- [GOAL]: Your copy of the material must match it exactly, except that pictures are dropped.

- [RECORDS PROVIDED]:
<<<<

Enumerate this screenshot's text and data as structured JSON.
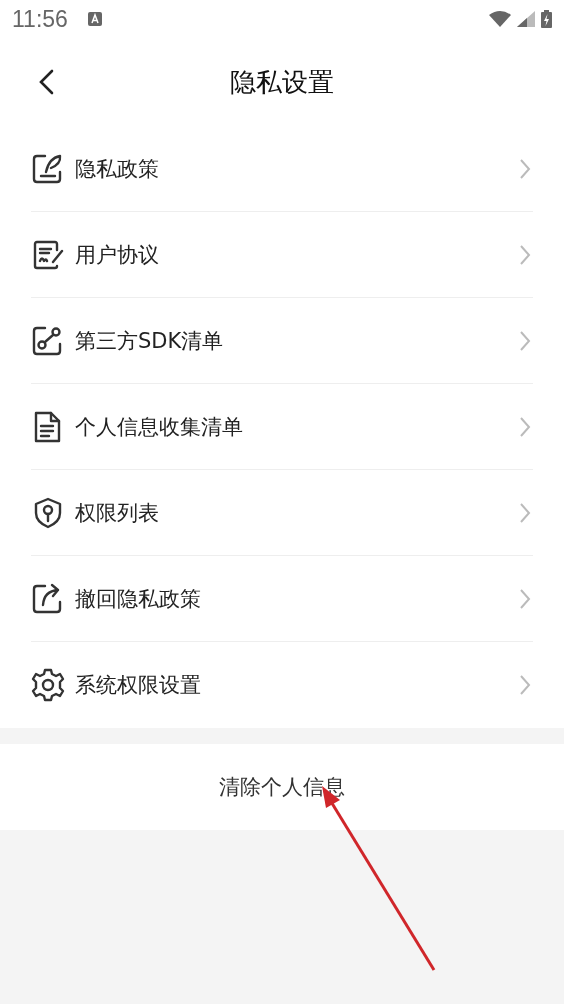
{
  "status_bar": {
    "time": "11:56"
  },
  "header": {
    "title": "隐私设置"
  },
  "items": [
    {
      "label": "隐私政策",
      "kind": "quill"
    },
    {
      "label": "用户协议",
      "kind": "signed-doc"
    },
    {
      "label": "第三方SDK清单",
      "kind": "share-node"
    },
    {
      "label": "个人信息收集清单",
      "kind": "document"
    },
    {
      "label": "权限列表",
      "kind": "shield-key"
    },
    {
      "label": "撤回隐私政策",
      "kind": "share-out"
    },
    {
      "label": "系统权限设置",
      "kind": "gear"
    }
  ],
  "clear_button": {
    "label": "清除个人信息"
  },
  "annotation": {
    "kind": "arrow"
  }
}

>>>>

- [RESPONSE TO THIS EXERCISE]:
Enumerate this screenshot's text and data as structured JSON.
{
  "status_bar": {
    "time": "11:56"
  },
  "header": {
    "title": "隐私设置"
  },
  "items": [
    {
      "label": "隐私政策",
      "kind": "quill"
    },
    {
      "label": "用户协议",
      "kind": "signed-doc"
    },
    {
      "label": "第三方SDK清单",
      "kind": "share-node"
    },
    {
      "label": "个人信息收集清单",
      "kind": "document"
    },
    {
      "label": "权限列表",
      "kind": "shield-key"
    },
    {
      "label": "撤回隐私政策",
      "kind": "share-out"
    },
    {
      "label": "系统权限设置",
      "kind": "gear"
    }
  ],
  "clear_button": {
    "label": "清除个人信息"
  },
  "annotation": {
    "kind": "arrow"
  }
}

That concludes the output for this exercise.